» **Challenge A**
Answer these questions from the Ordo ab Chao passage, marking each answer with its numeral:
(i) Through which two institutions did Kristol, Decter, and Podhoretz institutionalize the movement?
(ii) Which two people trained Michael Ledeen?
(iii) Which two organizations incubated propaganda strategies?
» **Challenge B**
For each statement, say whether the Ordo ab Chao passage supports it. Answer yes or no and quote the words that decide it.
(i) The Sarah Scaife and Bradley foundations sponsored the neoconservative operatives.
(ii) Ledeen's doctrine of necessary evil came from Machiavelli.
(iii) The "Strategy of Tension" was carried out across South America.
» **Challenge C**
Extend the Ordo ab Chao passage beyond its final sentence.

» **Selected passage**

──────

Ordo ab Chao: Volume Five: The New Age

Ordo ab Chao: Volume Five – The New Age by David Livingstone exposes the entangled network of ideological manipulation, covert warfare, and elite power engineering that shaped the modern world through strategic deception and psychological control.
Neoconservatism and Intelligence Engineering
Neoconservatism emerges in Livingstone’s analysis as the intellectual offspring of Cold War liberalism repurposed for militant intervention. Irving Kristol, Midge Decter, and Norman Podhoretz form a cadre of political operatives who institutionalized this movement through the American Enterprise Institute and Heritage Foundation. Their sponsorship by foundations like Sarah Scaife and Bradley reveals a funding architecture tied to the Mellon empire and intelligence-linked philanthropic networks.
This movement engineered a parallel policy architecture. Organizations such as the Philadelphia Society and the Committee on the Present Danger incubated propaganda strategies that influenced presidential policy through a revolving door of think tanks and covert advisory networks. Figures like Michael Ledeen and Richard Pipes advanced a doctrine of manufactured threat perception, shaping U.S. foreign policy through controlled narratives about Soviet aggression.
Strategy of Tension and Manufactured Terror
Livingstone outlines how NATO’s secret armies and fascist operatives carried out a “Strategy of Tension” across Europe to simulate a communist threat. Michael Ledeen, trained under George Mosse and Renzo De Felice, operated within the Italian deep state alongside Propaganda Due. His doctrine of necessary evil, borrowed from Machiavelli, formed the philosophical basis for psychological operations that legitimated state repression and paramilitary intervention.

──────

» **Source excerpt**

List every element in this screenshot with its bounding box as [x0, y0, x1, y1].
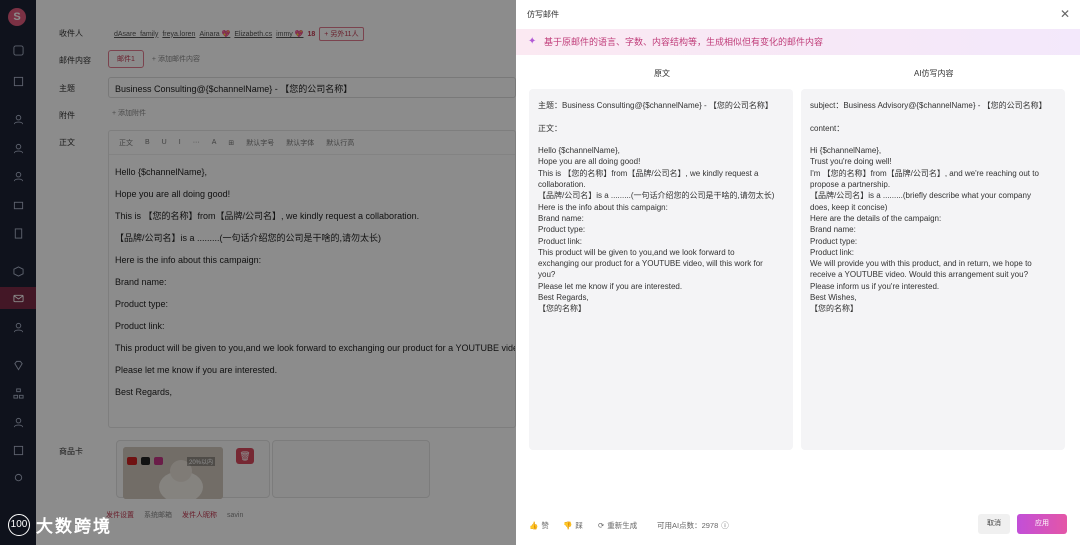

──────

» **Right answer A**
(i) The American Enterprise Institute and the Heritage Foundation
(ii) George Mosse and Renzo De Felice
(iii) The Philadelphia Society and the Committee on the Present Danger

» **Right answer B**
(i) Yes: "Their sponsorship by foundations like Sarah Scaife and Bradley"
(ii) Yes: "His doctrine of necessary evil, borrowed from Machiavelli"
(iii) No: "carried out a “Strategy of Tension” across Europe to simulate a communist threat"

» **Right answer C**
The black terror operations used false-flag attacks to provoke fear, aligning public perception with policy objectives. Ledeen’s fabrication of the Soviet terror network and KGB plots integrated seamlessly into Reagan’s ideological apparatus, justifying a renewed arms race and counterintelligence expansion.
Deep State Structures: The Secret Team
The legacy of General Earle Cocke and Ted Shackley defines a financial and operational backbone for covert global operations. The Nugan Hand Bank, functioning as a CIA front, laundered opium proceeds while simultaneously funding regime change efforts. Edwin Wilson’s Libyan connections illustrate the dual function of private intelligence networks—gathering actionable intelligence and enabling elimination programs.
Task Force 157 and its connections to the Iran-Contra affair expose a structure wherein official policy and clandestine warfare converge. This alignment facilitates plausible deniability while executing strategic objectives through front corporations and covert arms deals.
Religious Infrastructure and Elite Manipulation
Livingstone details how Sabbatean and occult lineages infiltrated religious, philosophical, and esoteric movements. The infiltration of the Jewish Theological Seminary and the propagation of New Age thought through institutions like the Club of Rome and Aspen Institute demonstrates an engineered shift in mass consciousness. Idries Shah’s Sufi networks, aligned with NATO intellectuals like Alexander King, deployed psychological conditioning under the guise of spiritual development.
These institutions redefined religious narratives to harmonize with geopolitical control. Shah’s SUFI and the Institute for Cultural Research exported a sanitized, state-compatible mysticism. In parallel, George Gurdjieff and other mystic figures become vehicles for elite-sponsored consciousness engineering.
The October Surprise and Psychological Warfare
The manipulation of the 1980 U.S. presidential election through clandestine negotiations with Iran reshaped the axis of American power. William Casey’s engagement with Iranian officials, detailed through insider accounts, reveals a transactional relationship—arms in exchange for delayed hostage release. The result: Reagan’s electoral victory, opening the pathway for ideological hardliners to dominate national security policy.
This incident wasn’t an aberration. It was the manifestation of a broader strategy: using psychological triggers, national trauma, and controlled disclosures to remold civic belief. Livingstone situates the Iran Hostage Crisis within a continuum of choreographed destabilizations, tethered to elite power centers and mediated through manipulated media narratives.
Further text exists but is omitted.